▶ _Exercise task_:
Copy the data below exactly.

(A block of data)
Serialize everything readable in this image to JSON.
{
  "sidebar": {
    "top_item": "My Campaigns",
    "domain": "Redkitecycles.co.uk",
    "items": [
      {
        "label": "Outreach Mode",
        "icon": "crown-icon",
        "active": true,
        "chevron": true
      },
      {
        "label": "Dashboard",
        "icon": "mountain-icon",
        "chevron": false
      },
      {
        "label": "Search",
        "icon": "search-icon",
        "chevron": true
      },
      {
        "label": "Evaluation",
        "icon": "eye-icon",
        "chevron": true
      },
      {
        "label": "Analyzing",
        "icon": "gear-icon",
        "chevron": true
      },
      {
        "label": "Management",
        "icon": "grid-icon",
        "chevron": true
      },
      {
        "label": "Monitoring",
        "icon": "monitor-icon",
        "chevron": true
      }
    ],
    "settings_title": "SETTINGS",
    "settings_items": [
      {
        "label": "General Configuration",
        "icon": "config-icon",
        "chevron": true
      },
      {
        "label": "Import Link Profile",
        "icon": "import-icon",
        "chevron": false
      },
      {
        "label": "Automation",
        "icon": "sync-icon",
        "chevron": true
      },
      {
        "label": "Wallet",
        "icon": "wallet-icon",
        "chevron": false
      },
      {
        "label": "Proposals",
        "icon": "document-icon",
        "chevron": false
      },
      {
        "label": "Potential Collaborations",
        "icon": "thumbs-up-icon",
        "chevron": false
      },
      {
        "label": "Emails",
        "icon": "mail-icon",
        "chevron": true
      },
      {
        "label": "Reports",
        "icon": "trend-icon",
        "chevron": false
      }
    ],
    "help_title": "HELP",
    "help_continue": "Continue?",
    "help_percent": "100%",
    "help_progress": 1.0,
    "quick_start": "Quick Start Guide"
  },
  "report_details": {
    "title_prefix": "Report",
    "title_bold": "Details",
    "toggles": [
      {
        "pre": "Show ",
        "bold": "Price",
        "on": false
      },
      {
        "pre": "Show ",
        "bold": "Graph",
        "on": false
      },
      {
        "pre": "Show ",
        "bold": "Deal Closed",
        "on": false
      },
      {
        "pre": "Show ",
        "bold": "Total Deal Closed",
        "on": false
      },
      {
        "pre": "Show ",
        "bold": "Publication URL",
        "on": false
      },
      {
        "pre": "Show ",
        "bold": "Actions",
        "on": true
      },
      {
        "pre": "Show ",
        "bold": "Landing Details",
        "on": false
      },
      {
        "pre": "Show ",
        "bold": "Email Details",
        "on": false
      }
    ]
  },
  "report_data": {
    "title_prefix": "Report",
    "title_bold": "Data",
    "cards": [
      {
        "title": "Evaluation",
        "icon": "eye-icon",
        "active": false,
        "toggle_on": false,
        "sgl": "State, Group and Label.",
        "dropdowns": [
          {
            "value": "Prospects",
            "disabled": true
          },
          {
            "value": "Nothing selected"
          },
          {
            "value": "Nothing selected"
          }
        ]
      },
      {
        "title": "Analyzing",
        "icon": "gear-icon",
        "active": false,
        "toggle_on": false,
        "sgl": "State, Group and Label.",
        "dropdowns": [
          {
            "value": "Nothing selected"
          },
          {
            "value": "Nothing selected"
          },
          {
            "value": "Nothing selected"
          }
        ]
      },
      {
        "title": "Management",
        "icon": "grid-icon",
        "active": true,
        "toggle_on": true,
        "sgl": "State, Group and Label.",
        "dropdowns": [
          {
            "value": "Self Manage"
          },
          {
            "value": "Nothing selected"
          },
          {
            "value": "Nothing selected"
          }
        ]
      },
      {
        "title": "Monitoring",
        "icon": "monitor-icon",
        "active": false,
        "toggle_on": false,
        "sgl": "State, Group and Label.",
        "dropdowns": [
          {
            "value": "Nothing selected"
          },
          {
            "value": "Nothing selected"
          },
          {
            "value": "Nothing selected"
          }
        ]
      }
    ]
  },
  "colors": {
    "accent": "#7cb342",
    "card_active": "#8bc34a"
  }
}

▶ _Correct response_:
Serialize everything readable in this image to JSON.
{
  "sidebar": {
    "top_item": "My Campaigns",
    "domain": "Redkitecycles.co.uk",
    "items": [
      {
        "label": "Outreach Mode",
        "icon": "crown-icon",
        "active": true,
        "chevron": true
      },
      {
        "label": "Dashboard",
        "icon": "mountain-icon",
        "chevron": false
      },
      {
        "label": "Search",
        "icon": "search-icon",
        "chevron": true
      },
      {
        "label": "Evaluation",
        "icon": "eye-icon",
        "chevron": true
      },
      {
        "label": "Analyzing",
        "icon": "gear-icon",
        "chevron": true
      },
      {
        "label": "Management",
        "icon": "grid-icon",
        "chevron": true
      },
      {
        "label": "Monitoring",
        "icon": "monitor-icon",
        "chevron": true
      }
    ],
    "settings_title": "SETTINGS",
    "settings_items": [
      {
        "label": "General Configuration",
        "icon": "config-icon",
        "chevron": true
      },
      {
        "label": "Import Link Profile",
        "icon": "import-icon",
        "chevron": false
      },
      {
        "label": "Automation",
        "icon": "sync-icon",
        "chevron": true
      },
      {
        "label": "Wallet",
        "icon": "wallet-icon",
        "chevron": false
      },
      {
        "label": "Proposals",
        "icon": "document-icon",
        "chevron": false
      },
      {
        "label": "Potential Collaborations",
        "icon": "thumbs-up-icon",
        "chevron": false
      },
      {
        "label": "Emails",
        "icon": "mail-icon",
        "chevron": true
      },
      {
        "label": "Reports",
        "icon": "trend-icon",
        "chevron": false
      }
    ],
    "help_title": "HELP",
    "help_continue": "Continue?",
    "help_percent": "100%",
    "help_progress": 1.0,
    "quick_start": "Quick Start Guide"
  },
  "report_details": {
    "title_prefix": "Report",
    "title_bold": "Details",
    "toggles": [
      {
        "pre": "Show ",
        "bold": "Price",
        "on": false
      },
      {
        "pre": "Show ",
        "bold": "Graph",
        "on": false
      },
      {
        "pre": "Show ",
        "bold": "Deal Closed",
        "on": false
      },
      {
        "pre": "Show ",
        "bold": "Total Deal Closed",
        "on": false
      },
      {
        "pre": "Show ",
        "bold": "Publication URL",
        "on": false
      },
      {
        "pre": "Show ",
        "bold": "Actions",
        "on": true
      },
      {
        "pre": "Show ",
        "bold": "Landing Details",
        "on": false
      },
      {
        "pre": "Show ",
        "bold": "Email Details",
        "on": false
      }
    ]
  },
  "report_data": {
    "title_prefix": "Report",
    "title_bold": "Data",
    "cards": [
      {
        "title": "Evaluation",
        "icon": "eye-icon",
        "active": false,
        "toggle_on": false,
        "sgl": "State, Group and Label.",
        "dropdowns": [
          {
            "value": "Prospects",
            "disabled": true
          },
          {
            "value": "Nothing selected"
          },
          {
            "value": "Nothing selected"
          }
        ]
      },
      {
        "title": "Analyzing",
        "icon": "gear-icon",
        "active": false,
        "toggle_on": false,
        "sgl": "State, Group and Label.",
        "dropdowns": [
          {
            "value": "Nothing selected"
          },
          {
            "value": "Nothing selected"
          },
          {
            "value": "Nothing selected"
          }
        ]
      },
      {
        "title": "Management",
        "icon": "grid-icon",
        "active": true,
        "toggle_on": true,
        "sgl": "State, Group and Label.",
        "dropdowns": [
          {
            "value": "Self Manage"
          },
          {
            "value": "Nothing selected"
          },
          {
            "value": "Nothing selected"
          }
        ]
      },
      {
        "title": "Monitoring",
        "icon": "monitor-icon",
        "active": false,
        "toggle_on": false,
        "sgl": "State, Group and Label.",
        "dropdowns": [
          {
            "value": "Nothing selected"
          },
          {
            "value": "Nothing selected"
          },
          {
            "value": "Nothing selected"
          }
        ]
      }
    ]
  },
  "colors": {
    "accent": "#7cb342",
    "card_active": "#8bc34a"
  }
}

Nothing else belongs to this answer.